Exercise instructions – Report all lines from the entries below in which "this" appears.
-----
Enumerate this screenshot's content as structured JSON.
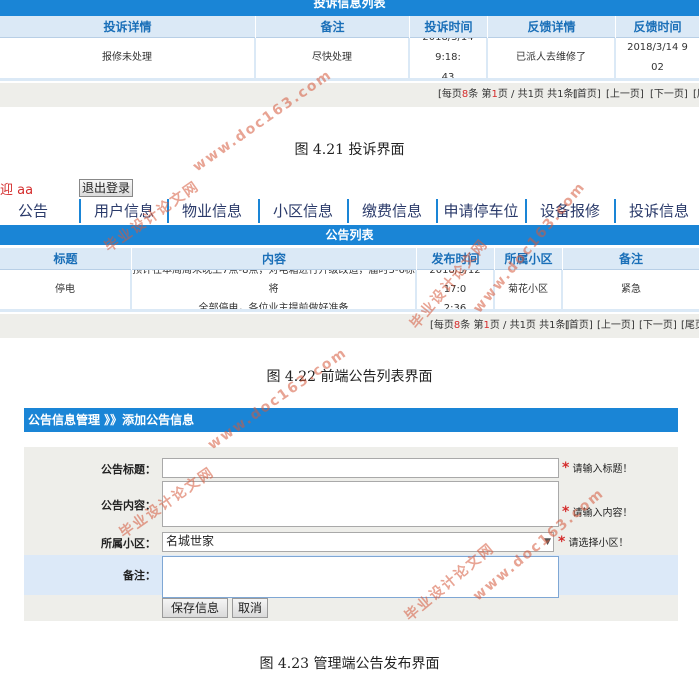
{
  "complaint_section": {
    "top_title": "投诉信息列表",
    "headers": [
      "投诉详情",
      "备注",
      "投诉时间",
      "反馈详情",
      "反馈时间"
    ],
    "row": [
      "报修未处理",
      "尽快处理",
      "2018/3/14 9:18:43",
      "已派人去维修了",
      "2018/3/14 9:02"
    ],
    "row_time_lines": [
      "2018/3/14 9:18:",
      "43"
    ],
    "row_feedback_time_lines": [
      "2018/3/14 9",
      "02"
    ],
    "pager": {
      "prefix": "[每页",
      "per_page": "8",
      "mid1": "条 第",
      "page": "1",
      "mid2": "页 / 共1页 共1条]",
      "first": "[首页]",
      "prev": "[上一页]",
      "next": "[下一页]",
      "last": "[尾"
    },
    "caption": "图 4.21 投诉界面"
  },
  "notice_section": {
    "welcome": "迎 aa",
    "logout_label": "退出登录",
    "nav": [
      "公告",
      "用户信息",
      "物业信息",
      "小区信息",
      "缴费信息",
      "申请停车位",
      "设备报修",
      "投诉信息"
    ],
    "list_title": "公告列表",
    "headers": [
      "标题",
      "内容",
      "发布时间",
      "所属小区",
      "备注"
    ],
    "row": {
      "title": "停电",
      "content_line1": "预计在本周周末晚上7点-8点，对电箱进行升级改造，届时3-6栋将",
      "content_line2": "全部停电，各位业主提前做好准备",
      "time_line1": "2018/3/12 17:0",
      "time_line2": "2:36",
      "community": "菊花小区",
      "remark": "紧急"
    },
    "pager": {
      "prefix": "[每页",
      "per_page": "8",
      "mid1": "条 第",
      "page": "1",
      "mid2": "页 / 共1页 共1条]",
      "first": "[首页]",
      "prev": "[上一页]",
      "next": "[下一页]",
      "last": "[尾页"
    },
    "caption": "图 4.22 前端公告列表界面"
  },
  "form_section": {
    "title": "公告信息管理 》》添加公告信息",
    "fields": {
      "title_label": "公告标题：",
      "title_value": "",
      "title_hint": "请输入标题！",
      "content_label": "公告内容：",
      "content_value": "",
      "content_hint": "请输入内容！",
      "community_label": "所属小区：",
      "community_value": "名城世家",
      "community_hint": "请选择小区！",
      "remark_label": "备注：",
      "remark_value": ""
    },
    "star": "*",
    "save_label": "保存信息",
    "cancel_label": "取消",
    "caption": "图 4.23 管理端公告发布界面"
  },
  "watermarks": {
    "site": "www.doc163.com",
    "cn": "毕业设计论文网"
  },
  "colors": {
    "accent_blue": "#1a85d6",
    "header_bg": "#dbe9f6",
    "header_text": "#1a6fb8",
    "highlight_red": "#d42c2c",
    "pager_bg": "#eeeeea"
  }
}
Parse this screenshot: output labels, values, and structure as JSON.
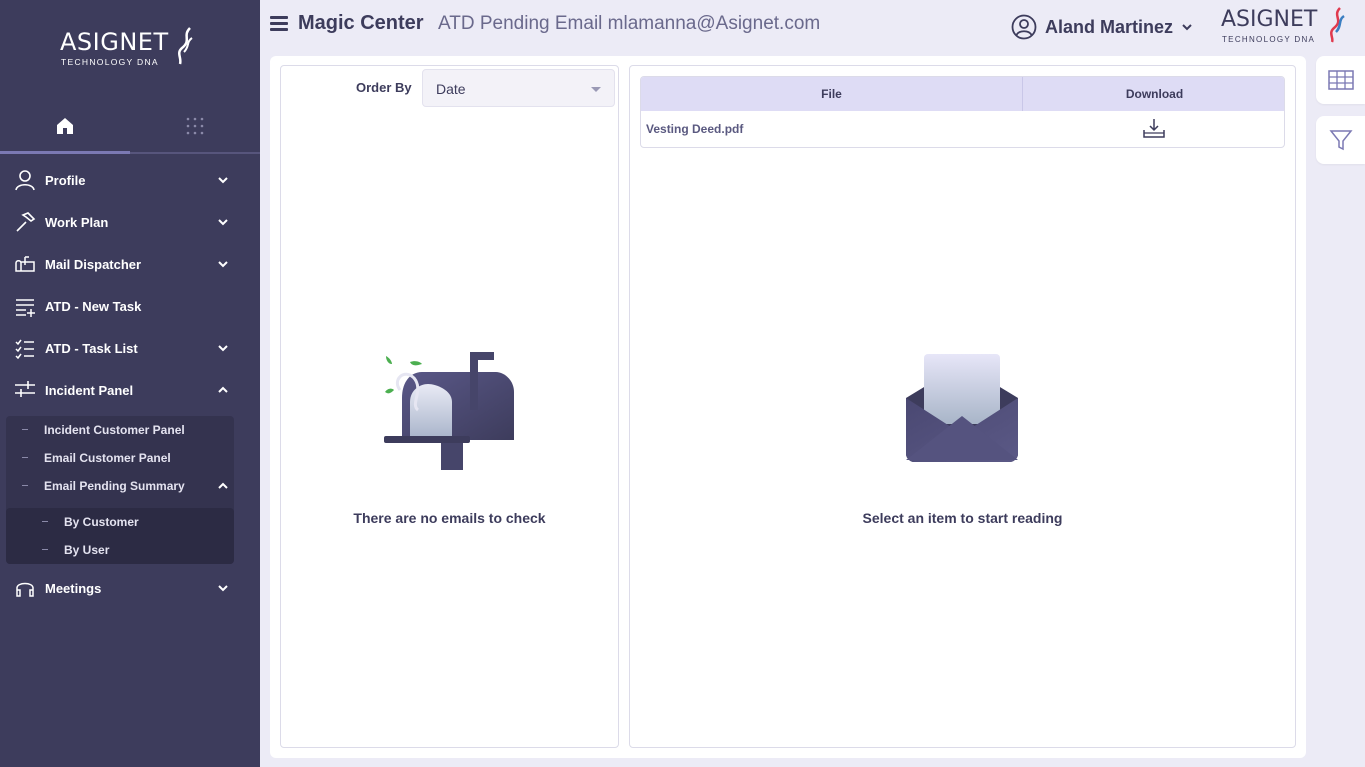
-----
Finished task –
Enumerate this screenshot's content as structured JSON.
Parse this screenshot: output labels, values, and structure as JSON.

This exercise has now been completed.